TEXT:
☆ ☆ ☆ ☆ ☆
# 100w Module



## johan (26/6/14)

Yihiecar's new 100W module: http://www.yihiecigar.com/products_info/YiHiEcigar-SX330-V3-100W-New-Vapor-Chip-270814.html

Reactions: Winner 1


----------



## Riaz (26/6/14)

shew, who will be brave enough to use such power?

i take it this isnt for the conventional vaper, but probably more for the cloud chasers?


----------



## Gizmo (26/6/14)

I just love China! I will use 100Ws for sure..

Reactions: Like 1


----------



## johan (26/6/14)

Riaz said:


> shew, who will be brave enough to use such power?
> 
> i take it this isnt for the conventional vaper, but probably more for the cloud chasers?


 
Vicious Ant launched a 200W Box mod last month and its totally sold out


----------



## Riaz (26/6/14)

johan said:


> Vicious Ant launched a 200W Box mod last month and its totally sold out


----------



## Imthiaz Khan (26/6/14)

30w is a bit hectic...100w will be insane


----------



## johan (26/6/14)

When chilling with a nice tobacco flavour sub-ohm on a mech you're already looking at close to 60W (0.3Ω coil)

Reactions: Agree 2


----------



## Riaz (26/6/14)

will these modules fit in the hana/ cana clones thats been flying around here on the forum for the last few days?


----------



## johan (26/6/14)

Riaz said:


> will these modules fit in the hana/ cana clones thats been flying around here on the forum for the last few days?


 
Don't know as data sheets and sizes not yet available on their website


----------



## devdev (26/6/14)

I agree @johan. 30w aint such a big thing when you consider what us mech guys have been playing around above there for ages.


----------



## johan (26/6/14)

duckduck said:


> I agree @johan. 30w aint such a big thing when you consider what us mech guys have been playing around above there for ages.


 
You know what I'm bitching about:

Reactions: Like 2 | Winner 2


----------



## RezaD (26/6/14)

johan said:


> Yihiecar's new 100W module: http://www.yihiecigar.com/products_info/YiHiEcigar-SX330-V3-100W-New-Vapor-Chip-270814.html
> 
> View attachment 7237


So "Project Rhino" will be followed by "Project Wildebees" ?

Reactions: Funny 1


----------



## devdev (26/6/14)

RezaD said:


> So "Project Rhino" will be followed by "Project Wildebees" ?


 
Still a sore point. We are not allowed to refer to that. It is hereby known as "The project which shall not be named"


----------



## RezaD (26/6/14)

duckduck said:


> Still a sore point. We are not allowed to refer to that. It is hereby known as "The project which shall not be named"


 
In other words you are "ducking" the question?

Reactions: Funny 1


----------



## johan (26/6/14)

devdev said:


> Still a sore point. We are not allowed to refer to that. It is hereby known as "The project which shall not be named"


 
"Baruch Hashem" ducduck - Thanks a million for the new avatar, its stunning, its gorgeous, its a feast on my eyes, tonight I can go to bed in peace

Reactions: Like 1 | Funny 1


----------



## devdev (26/6/14)
☆ ☆ ☆ ☆ ☆
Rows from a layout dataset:
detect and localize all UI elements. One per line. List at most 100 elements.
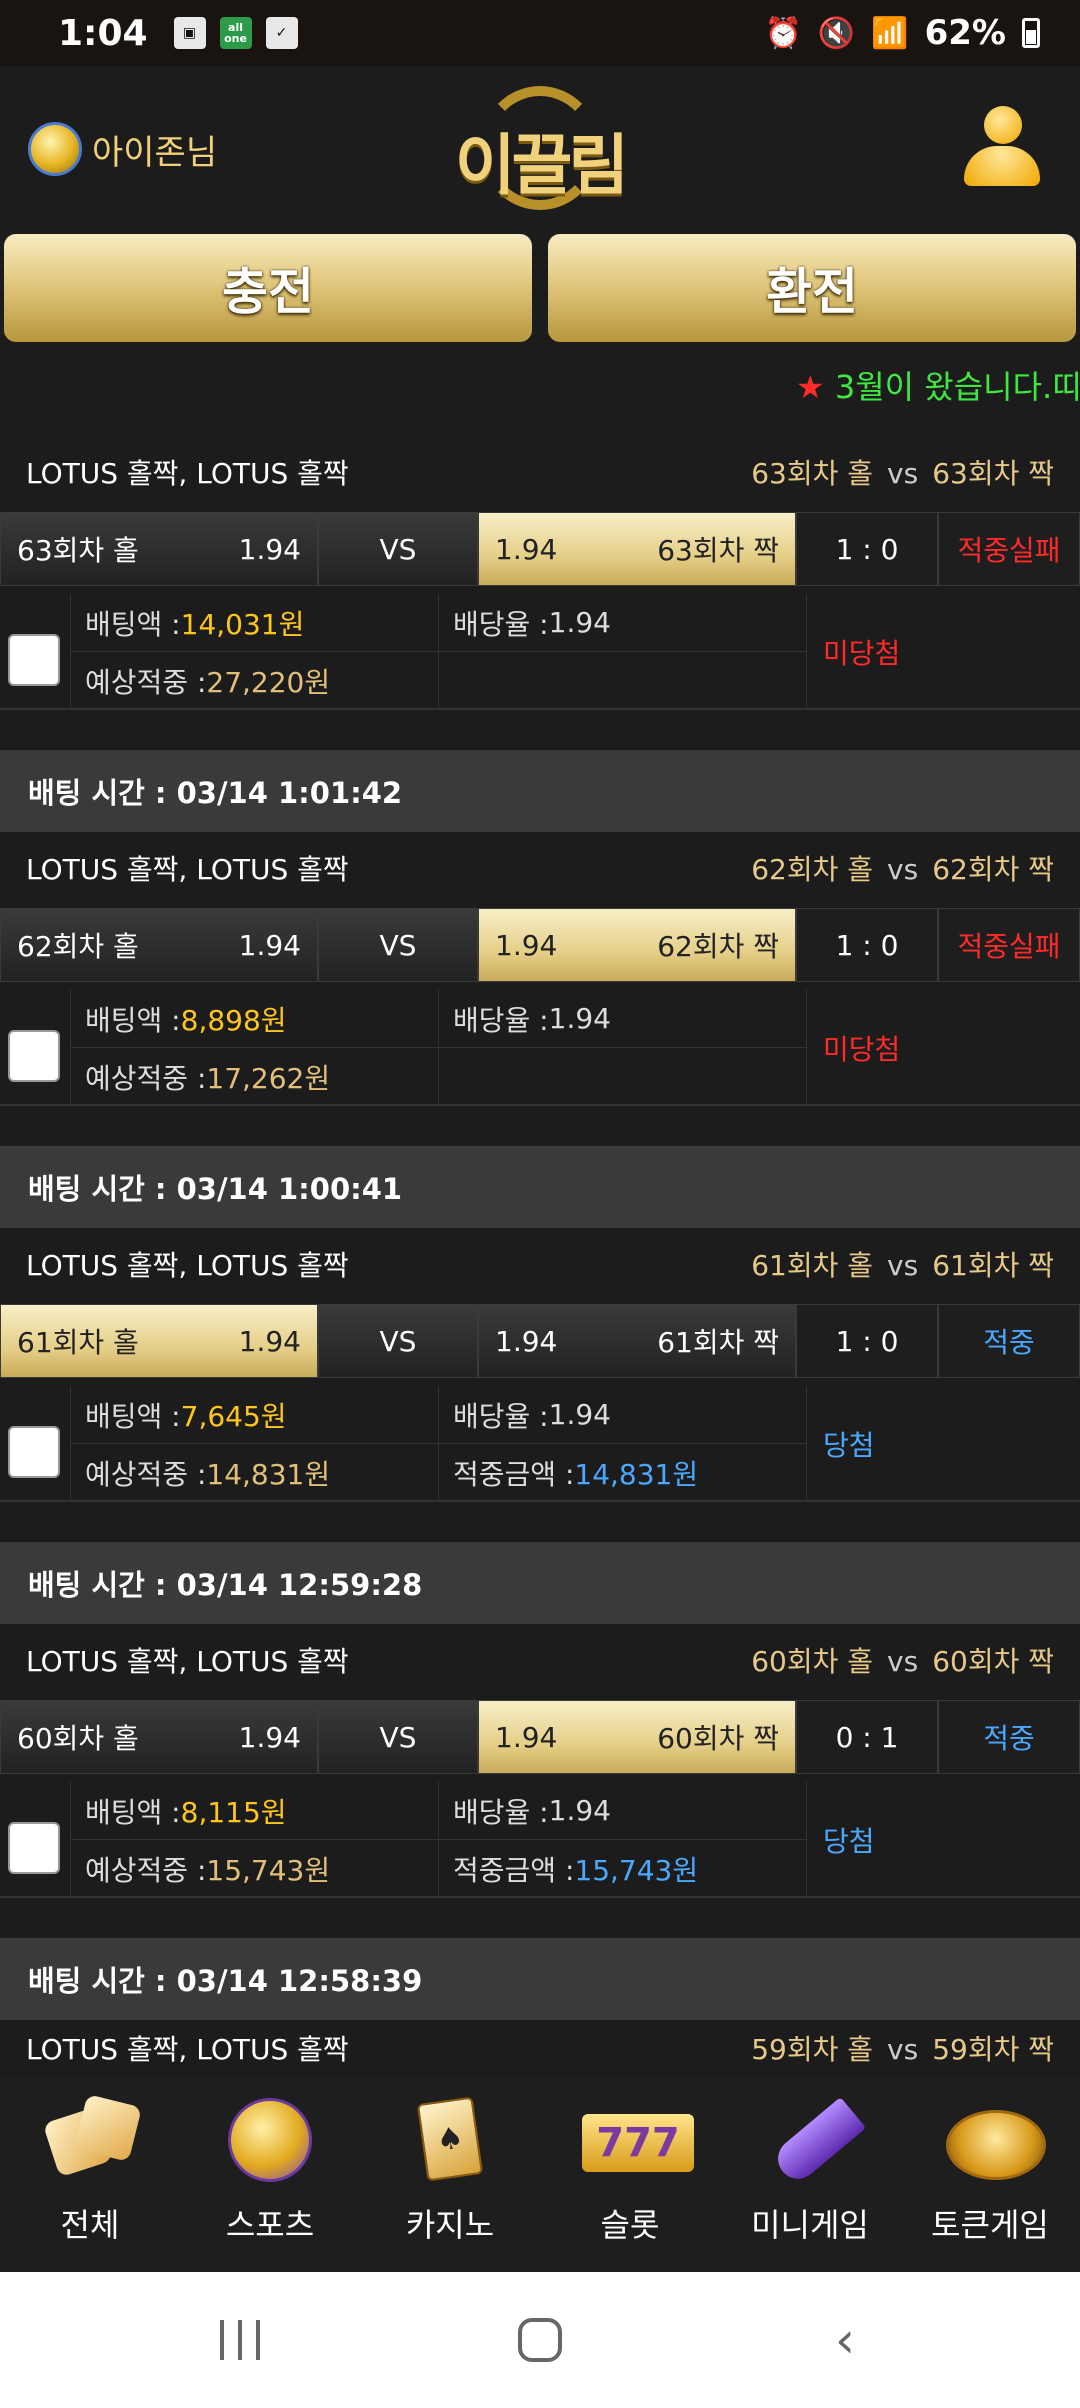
vs-label: VS	[318, 908, 478, 982]
win-amount-row	[438, 1048, 806, 1106]
odds-row: 배당율 :1.94	[438, 1782, 806, 1840]
allinone-icon: all one	[219, 17, 252, 49]
nav-casino[interactable]: ♠ 카지노	[360, 2076, 540, 2272]
game-line: LOTUS 홀짝, LOTUS 홀짝 62회차 홀 vs 62회차 짝	[0, 832, 1080, 904]
result-label: 적중실패	[938, 512, 1080, 586]
bet-time-bar: 배팅 시간 : 03/14 12:58:39	[0, 1938, 1080, 2020]
roulette-icon	[942, 2096, 1046, 2186]
select-checkbox[interactable]	[8, 1030, 60, 1082]
match-summary: 59회차 홀 vs 59회차 짝	[751, 2033, 1054, 2066]
game-line: LOTUS 홀짝, LOTUS 홀짝 61회차 홀 vs 61회차 짝	[0, 1228, 1080, 1300]
bet-detail: 배팅액 :8,898원 예상적중 :17,262원 배당율 :1.94 미당첨	[0, 988, 1080, 1106]
gallery-icon: ▣	[173, 17, 206, 49]
pick-row: 60회차 홀 1.94 VS 1.94 60회차 짝 0 : 1 적중	[0, 1700, 1080, 1774]
expected-row: 예상적중 :14,831원	[70, 1444, 438, 1502]
wifi-icon: 📶	[871, 15, 909, 51]
result-label: 적중	[938, 1304, 1080, 1378]
expected-row: 예상적중 :27,220원	[70, 652, 438, 710]
nav-slot[interactable]: 777 슬롯	[540, 2076, 720, 2272]
checkbox-notification-icon: ✓	[265, 17, 298, 49]
score: 0 : 1	[796, 1700, 938, 1774]
game-line: LOTUS 홀짝, LOTUS 홀짝 63회차 홀 vs 63회차 짝	[0, 436, 1080, 508]
game-name: LOTUS 홀짝, LOTUS 홀짝	[26, 1645, 349, 1678]
pick-row: 61회차 홀 1.94 VS 1.94 61회차 짝 1 : 0 적중	[0, 1304, 1080, 1378]
profile-icon[interactable]	[964, 106, 1040, 188]
logo-text: 이끌림	[454, 127, 629, 204]
username: 아이존님	[92, 133, 218, 172]
away-pick[interactable]: 1.94 60회차 짝	[478, 1700, 796, 1774]
win-status: 미당첨	[806, 594, 1080, 710]
home-pick[interactable]: 63회차 홀 1.94	[0, 512, 318, 586]
rocket-icon	[762, 2096, 867, 2187]
slot-777-icon: 777	[582, 2096, 694, 2186]
home-pick[interactable]: 61회차 홀 1.94	[0, 1304, 318, 1378]
odds-row: 배당율 :1.94	[438, 594, 806, 652]
vs-label: VS	[318, 512, 478, 586]
star-icon: ★	[796, 368, 825, 406]
withdraw-button[interactable]: 환전	[548, 234, 1076, 342]
pick-row: 62회차 홀 1.94 VS 1.94 62회차 짝 1 : 0 적중실패	[0, 908, 1080, 982]
result-label: 적중실패	[938, 908, 1080, 982]
game-line: LOTUS 홀짝, LOTUS 홀짝 60회차 홀 vs 60회차 짝	[0, 1624, 1080, 1696]
bet-time-bar: 배팅 시간 : 03/14 1:01:42	[0, 750, 1080, 832]
score: 1 : 0	[796, 1304, 938, 1378]
score: 1 : 0	[796, 908, 938, 982]
win-amount-row: 적중금액 :14,831원	[438, 1444, 806, 1502]
bet-amount-row: 배팅액 :7,645원	[70, 1386, 438, 1444]
bet-time-bar: 배팅 시간 : 03/14 12:59:28	[0, 1542, 1080, 1624]
odds-row: 배당율 :1.94	[438, 990, 806, 1048]
game-line: LOTUS 홀짝, LOTUS 홀짝 59회차 홀 vs 59회차 짝	[0, 2020, 1080, 2076]
win-amount-row: 적중금액 :15,743원	[438, 1840, 806, 1898]
app-header: 아이존님 이끌림	[0, 66, 1080, 226]
system-nav-bar: ‹	[0, 2272, 1080, 2408]
away-pick[interactable]: 1.94 63회차 짝	[478, 512, 796, 586]
nav-sports[interactable]: 스포츠	[180, 2076, 360, 2272]
nav-minigame[interactable]: 미니게임	[720, 2076, 900, 2272]
game-name: LOTUS 홀짝, LOTUS 홀짝	[26, 853, 349, 886]
recent-apps-icon[interactable]	[210, 2312, 270, 2368]
expected-row: 예상적중 :15,743원	[70, 1840, 438, 1898]
bet-amount-row: 배팅액 :14,031원	[70, 594, 438, 652]
bet-detail: 배팅액 :14,031원 예상적중 :27,220원 배당율 :1.94 미당첨	[0, 592, 1080, 710]
home-pick[interactable]: 62회차 홀 1.94	[0, 908, 318, 982]
select-checkbox[interactable]	[8, 634, 60, 686]
result-label: 적중	[938, 1700, 1080, 1774]
select-checkbox[interactable]	[8, 1822, 60, 1874]
back-icon[interactable]: ‹	[820, 2311, 870, 2369]
vs-label: VS	[318, 1304, 478, 1378]
mute-icon: 🔇	[817, 15, 856, 51]
home-pick[interactable]: 60회차 홀 1.94	[0, 1700, 318, 1774]
bottom-nav: 전체 스포츠 ♠ 카지노 777 슬롯 미니게임 토큰게임	[0, 2076, 1080, 2272]
rank-medal-icon	[28, 122, 82, 176]
expected-row: 예상적중 :17,262원	[70, 1048, 438, 1106]
win-status: 당첨	[806, 1782, 1080, 1898]
match-summary: 60회차 홀 vs 60회차 짝	[751, 1645, 1054, 1678]
nav-all[interactable]: 전체	[0, 2076, 180, 2272]
status-time: 1:04	[58, 12, 148, 54]
deposit-button[interactable]: 충전	[4, 234, 532, 342]
user-badge[interactable]: 아이존님	[28, 122, 217, 176]
win-amount-row	[438, 652, 806, 710]
bet-detail: 배팅액 :8,115원 예상적중 :15,743원 배당율 :1.94 적중금액…	[0, 1780, 1080, 1898]
score: 1 : 0	[796, 512, 938, 586]
game-name: LOTUS 홀짝, LOTUS 홀짝	[26, 1249, 349, 1282]
nav-token-game[interactable]: 토큰게임	[900, 2076, 1080, 2272]
bet-amount-row: 배팅액 :8,115원	[70, 1782, 438, 1840]
odds-row: 배당율 :1.94	[438, 1386, 806, 1444]
bet-card: LOTUS 홀짝, LOTUS 홀짝 59회차 홀 vs 59회차 짝	[0, 2020, 1080, 2076]
app-logo[interactable]: 이끌림	[440, 78, 640, 218]
win-status: 당첨	[806, 1386, 1080, 1502]
status-bar: 1:04 ▣ all one ✓ ⏰ 🔇 📶 62%	[0, 0, 1080, 66]
select-checkbox[interactable]	[8, 1426, 60, 1478]
vs-label: VS	[318, 1700, 478, 1774]
notice-marquee: ★ 3월이 왔습니다.띠	[796, 362, 1080, 408]
game-name: LOTUS 홀짝, LOTUS 홀짝	[26, 2033, 349, 2066]
match-summary: 63회차 홀 vs 63회차 짝	[751, 457, 1054, 490]
dice-icon	[42, 2094, 142, 2186]
away-pick[interactable]: 1.94 61회차 짝	[478, 1304, 796, 1378]
bet-time-bar: 배팅 시간 : 03/14 1:00:41	[0, 1146, 1080, 1228]
away-pick[interactable]: 1.94 62회차 짝	[478, 908, 796, 982]
battery-icon	[1022, 18, 1040, 48]
home-icon[interactable]	[512, 2312, 568, 2368]
pick-row: 63회차 홀 1.94 VS 1.94 63회차 짝 1 : 0 적중실패	[0, 512, 1080, 586]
☆ ☆ ☆ ☆ ☆
TASK:
Answer these questions from the 100W module thread.
(a) What wattage was the box mod that Vicious Ant launched?
(b) What coil resistance does johan give for a sub-ohm on a mech running close to 60W?
(c) What does johan say is not yet available on the website, making it unclear whether the modules fit the hana/cana clones?
The rows have no role in this.

ANSWER FOR THIS EXERCISE:
(a) 200W
(b) 0.3Ω
(c) Data sheets and sizes